"""
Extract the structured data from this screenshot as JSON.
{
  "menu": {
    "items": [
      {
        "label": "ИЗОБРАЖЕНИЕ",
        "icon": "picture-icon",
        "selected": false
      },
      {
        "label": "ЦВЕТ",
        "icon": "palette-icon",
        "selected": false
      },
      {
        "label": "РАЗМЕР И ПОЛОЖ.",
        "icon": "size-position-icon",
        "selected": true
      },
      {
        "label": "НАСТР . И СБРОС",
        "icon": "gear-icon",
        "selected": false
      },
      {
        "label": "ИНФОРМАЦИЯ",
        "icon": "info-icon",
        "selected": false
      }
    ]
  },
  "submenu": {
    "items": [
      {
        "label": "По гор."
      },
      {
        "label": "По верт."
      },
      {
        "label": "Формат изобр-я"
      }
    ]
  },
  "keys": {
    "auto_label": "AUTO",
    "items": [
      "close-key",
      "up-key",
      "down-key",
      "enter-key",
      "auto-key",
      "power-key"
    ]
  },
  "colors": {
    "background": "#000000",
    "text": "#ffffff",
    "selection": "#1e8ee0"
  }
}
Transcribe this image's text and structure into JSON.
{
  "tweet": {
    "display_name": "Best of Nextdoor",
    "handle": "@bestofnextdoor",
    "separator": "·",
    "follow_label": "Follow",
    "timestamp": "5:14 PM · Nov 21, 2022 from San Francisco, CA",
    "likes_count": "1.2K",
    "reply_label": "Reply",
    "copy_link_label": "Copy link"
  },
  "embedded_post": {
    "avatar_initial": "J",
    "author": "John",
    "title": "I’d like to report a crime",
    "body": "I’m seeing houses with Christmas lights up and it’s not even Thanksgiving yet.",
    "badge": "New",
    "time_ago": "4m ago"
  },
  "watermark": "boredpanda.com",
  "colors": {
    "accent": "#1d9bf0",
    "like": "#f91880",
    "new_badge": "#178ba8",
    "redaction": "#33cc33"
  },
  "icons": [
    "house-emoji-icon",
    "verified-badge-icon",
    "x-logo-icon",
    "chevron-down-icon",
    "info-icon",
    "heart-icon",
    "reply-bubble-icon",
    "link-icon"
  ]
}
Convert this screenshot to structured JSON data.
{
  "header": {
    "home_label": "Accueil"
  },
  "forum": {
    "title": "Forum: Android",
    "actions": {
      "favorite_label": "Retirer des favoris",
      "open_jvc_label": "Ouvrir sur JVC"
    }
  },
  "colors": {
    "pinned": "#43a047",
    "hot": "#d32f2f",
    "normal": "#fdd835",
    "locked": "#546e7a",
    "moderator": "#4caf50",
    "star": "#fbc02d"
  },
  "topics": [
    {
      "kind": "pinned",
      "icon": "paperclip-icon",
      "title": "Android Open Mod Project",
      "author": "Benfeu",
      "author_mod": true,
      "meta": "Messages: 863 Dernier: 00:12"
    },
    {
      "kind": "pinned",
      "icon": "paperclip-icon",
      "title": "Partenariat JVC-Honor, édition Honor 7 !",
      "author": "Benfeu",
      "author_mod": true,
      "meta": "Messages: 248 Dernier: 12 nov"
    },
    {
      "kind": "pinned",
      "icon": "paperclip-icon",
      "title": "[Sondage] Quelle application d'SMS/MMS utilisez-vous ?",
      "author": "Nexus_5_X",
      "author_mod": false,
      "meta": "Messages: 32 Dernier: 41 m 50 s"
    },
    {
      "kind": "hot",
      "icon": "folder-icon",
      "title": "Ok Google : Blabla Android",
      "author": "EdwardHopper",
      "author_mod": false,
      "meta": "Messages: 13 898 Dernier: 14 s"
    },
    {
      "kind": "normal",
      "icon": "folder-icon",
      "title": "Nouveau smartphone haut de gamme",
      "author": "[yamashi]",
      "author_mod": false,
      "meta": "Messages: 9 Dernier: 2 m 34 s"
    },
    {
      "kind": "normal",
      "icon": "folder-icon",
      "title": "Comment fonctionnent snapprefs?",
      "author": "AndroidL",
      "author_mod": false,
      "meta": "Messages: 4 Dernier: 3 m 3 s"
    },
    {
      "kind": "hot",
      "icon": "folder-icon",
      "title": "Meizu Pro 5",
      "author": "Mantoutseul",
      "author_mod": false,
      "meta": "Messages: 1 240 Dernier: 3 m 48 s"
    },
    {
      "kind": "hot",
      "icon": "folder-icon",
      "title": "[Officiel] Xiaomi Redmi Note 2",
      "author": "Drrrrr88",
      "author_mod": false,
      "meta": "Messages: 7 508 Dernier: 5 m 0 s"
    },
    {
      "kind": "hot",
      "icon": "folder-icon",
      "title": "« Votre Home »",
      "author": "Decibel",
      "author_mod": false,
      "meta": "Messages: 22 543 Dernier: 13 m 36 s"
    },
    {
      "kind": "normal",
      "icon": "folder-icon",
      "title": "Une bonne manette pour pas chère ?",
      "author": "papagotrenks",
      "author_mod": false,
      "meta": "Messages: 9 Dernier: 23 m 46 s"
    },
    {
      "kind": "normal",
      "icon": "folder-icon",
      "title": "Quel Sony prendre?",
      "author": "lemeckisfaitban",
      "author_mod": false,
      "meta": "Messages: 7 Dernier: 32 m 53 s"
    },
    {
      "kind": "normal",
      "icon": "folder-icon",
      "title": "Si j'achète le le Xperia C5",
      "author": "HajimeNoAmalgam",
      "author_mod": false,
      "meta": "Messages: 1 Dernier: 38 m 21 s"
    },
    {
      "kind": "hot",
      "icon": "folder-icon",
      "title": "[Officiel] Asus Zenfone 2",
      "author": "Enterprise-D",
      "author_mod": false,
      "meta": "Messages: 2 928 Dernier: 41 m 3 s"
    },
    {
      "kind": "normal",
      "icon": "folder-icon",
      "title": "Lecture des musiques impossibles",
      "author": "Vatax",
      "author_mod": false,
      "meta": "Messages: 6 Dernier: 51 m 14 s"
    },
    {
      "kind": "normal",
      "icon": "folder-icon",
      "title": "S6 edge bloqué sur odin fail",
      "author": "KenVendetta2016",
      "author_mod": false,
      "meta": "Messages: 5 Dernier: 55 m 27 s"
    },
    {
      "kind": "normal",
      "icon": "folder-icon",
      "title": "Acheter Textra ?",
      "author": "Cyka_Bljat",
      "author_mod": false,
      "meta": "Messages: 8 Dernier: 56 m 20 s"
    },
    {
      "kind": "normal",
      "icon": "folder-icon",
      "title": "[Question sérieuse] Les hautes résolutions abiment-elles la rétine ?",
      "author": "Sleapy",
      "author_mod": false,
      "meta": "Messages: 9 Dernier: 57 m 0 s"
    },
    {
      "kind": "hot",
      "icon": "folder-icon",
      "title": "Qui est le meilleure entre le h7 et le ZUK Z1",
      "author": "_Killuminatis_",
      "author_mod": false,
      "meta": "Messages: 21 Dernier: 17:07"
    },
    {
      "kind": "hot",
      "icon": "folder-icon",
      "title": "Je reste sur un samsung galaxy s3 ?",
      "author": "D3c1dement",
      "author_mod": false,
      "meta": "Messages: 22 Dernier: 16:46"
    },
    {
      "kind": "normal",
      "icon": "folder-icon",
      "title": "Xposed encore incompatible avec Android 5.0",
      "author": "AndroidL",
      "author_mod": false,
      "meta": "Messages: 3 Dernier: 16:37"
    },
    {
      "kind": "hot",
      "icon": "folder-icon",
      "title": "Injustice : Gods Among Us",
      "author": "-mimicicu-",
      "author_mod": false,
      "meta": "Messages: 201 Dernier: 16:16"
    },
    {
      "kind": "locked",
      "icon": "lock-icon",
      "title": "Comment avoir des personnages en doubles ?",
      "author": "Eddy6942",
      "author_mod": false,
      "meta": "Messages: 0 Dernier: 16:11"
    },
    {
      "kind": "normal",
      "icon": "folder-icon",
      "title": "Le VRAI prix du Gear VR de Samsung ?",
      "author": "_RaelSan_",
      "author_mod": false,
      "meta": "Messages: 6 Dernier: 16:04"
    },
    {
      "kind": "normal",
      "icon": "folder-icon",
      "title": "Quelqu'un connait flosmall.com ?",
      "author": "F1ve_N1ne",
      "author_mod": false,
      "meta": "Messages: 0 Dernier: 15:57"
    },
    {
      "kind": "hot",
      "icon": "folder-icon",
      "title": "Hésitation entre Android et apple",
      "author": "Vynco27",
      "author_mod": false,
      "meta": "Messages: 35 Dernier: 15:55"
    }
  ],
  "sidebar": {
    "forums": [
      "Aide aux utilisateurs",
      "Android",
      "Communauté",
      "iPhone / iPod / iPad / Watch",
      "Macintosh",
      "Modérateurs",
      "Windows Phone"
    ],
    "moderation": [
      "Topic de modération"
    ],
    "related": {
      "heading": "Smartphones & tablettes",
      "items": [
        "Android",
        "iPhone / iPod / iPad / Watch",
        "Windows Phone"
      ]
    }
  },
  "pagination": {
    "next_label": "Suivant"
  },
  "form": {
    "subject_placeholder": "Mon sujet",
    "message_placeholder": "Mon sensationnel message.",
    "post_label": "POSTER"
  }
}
"""
### [DO THIS]
Look through the listing above and count the lines where the string "screenshot" appears. Report the number only.

### [RESPONSE TO THE TASK]
2